> WHAT TO PRODUCE:
Below are records. Copy every line with "peak" in it.

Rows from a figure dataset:
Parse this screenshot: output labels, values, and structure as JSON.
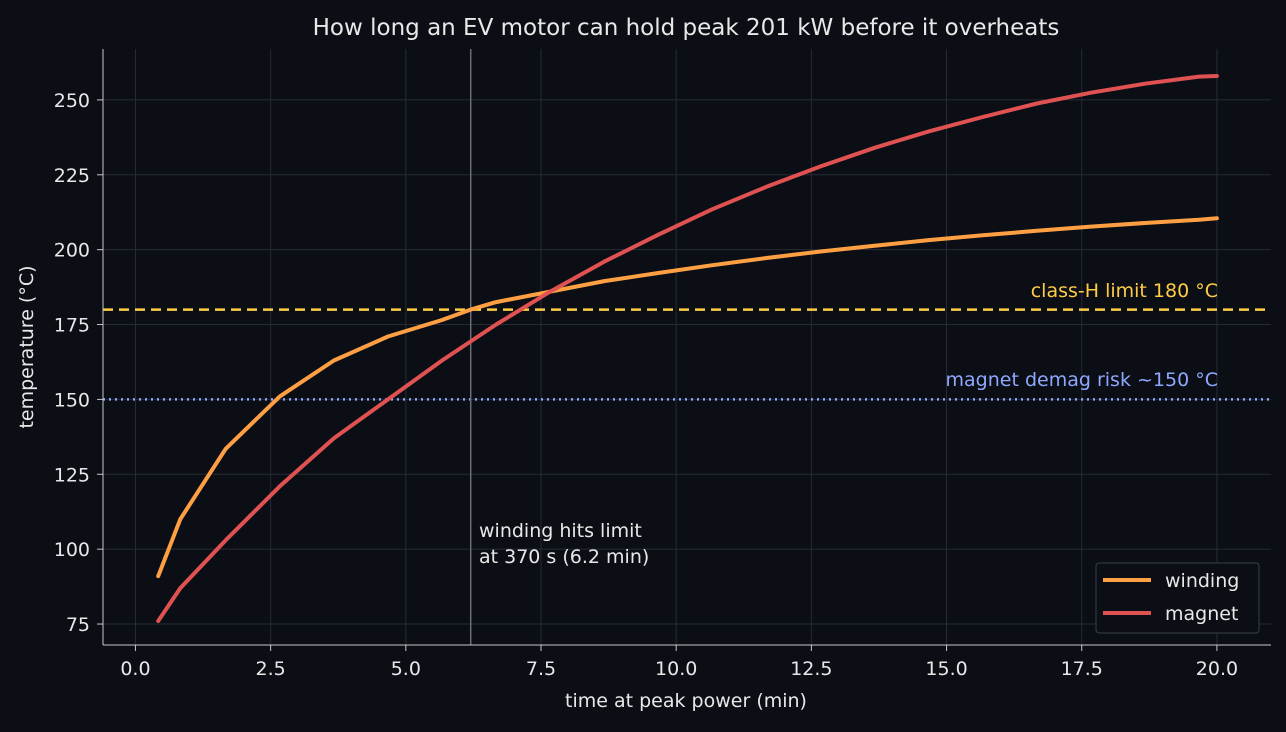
{
  "chart_data": {
    "type": "line",
    "title": "How long an EV motor can hold peak 201 kW before it overheats",
    "xlabel": "time at peak power (min)",
    "ylabel": "temperature (°C)",
    "xlim": [
      -0.6,
      21.0
    ],
    "ylim": [
      68,
      267
    ],
    "x_ticks": [
      0.0,
      2.5,
      5.0,
      7.5,
      10.0,
      12.5,
      15.0,
      17.5,
      20.0
    ],
    "x_tick_labels": [
      "0.0",
      "2.5",
      "5.0",
      "7.5",
      "10.0",
      "12.5",
      "15.0",
      "17.5",
      "20.0"
    ],
    "y_ticks": [
      75,
      100,
      125,
      150,
      175,
      200,
      225,
      250
    ],
    "y_tick_labels": [
      "75",
      "100",
      "125",
      "150",
      "175",
      "200",
      "225",
      "250"
    ],
    "grid": true,
    "legend_position": "lower-right",
    "series": [
      {
        "name": "winding",
        "color": "#ff9f43",
        "x": [
          0.42,
          0.83,
          1.67,
          2.67,
          3.67,
          4.67,
          5.67,
          6.2,
          6.67,
          7.67,
          8.67,
          9.67,
          10.67,
          11.67,
          12.67,
          13.67,
          14.67,
          15.67,
          16.67,
          17.67,
          18.67,
          19.67,
          20.0
        ],
        "values": [
          91,
          110,
          133.5,
          151,
          163,
          171,
          176.5,
          180,
          182.5,
          186,
          189.5,
          192.2,
          194.8,
          197.2,
          199.4,
          201.3,
          203.2,
          204.8,
          206.3,
          207.7,
          208.9,
          210,
          210.5
        ]
      },
      {
        "name": "magnet",
        "color": "#e05252",
        "x": [
          0.42,
          0.83,
          1.67,
          2.67,
          3.67,
          4.67,
          5.67,
          6.67,
          7.67,
          8.67,
          9.67,
          10.67,
          11.67,
          12.67,
          13.67,
          14.67,
          15.67,
          16.67,
          17.67,
          18.67,
          19.67,
          20.0
        ],
        "values": [
          76,
          87,
          103,
          121,
          137,
          150,
          163,
          175,
          186,
          196,
          205,
          213.5,
          221,
          227.8,
          234,
          239.5,
          244.3,
          248.8,
          252.4,
          255.4,
          257.8,
          258
        ]
      }
    ],
    "reference_lines": [
      {
        "axis": "y",
        "value": 180,
        "color": "#ffcc44",
        "style": "dashed",
        "label": "class-H limit 180 °C"
      },
      {
        "axis": "y",
        "value": 150,
        "color": "#8fa8ff",
        "style": "dotted",
        "label": "magnet demag risk ~150 °C"
      },
      {
        "axis": "x",
        "value": 6.2,
        "color": "#6b7078",
        "style": "solid",
        "label": ""
      }
    ],
    "annotation": {
      "x": 6.4,
      "y": 100,
      "lines": [
        "winding hits limit",
        "at 370 s (6.2 min)"
      ]
    }
  }
}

> RESULT:
    "title": "How long an EV motor can hold peak 201 kW before it overheats",
    "xlabel": "time at peak power (min)",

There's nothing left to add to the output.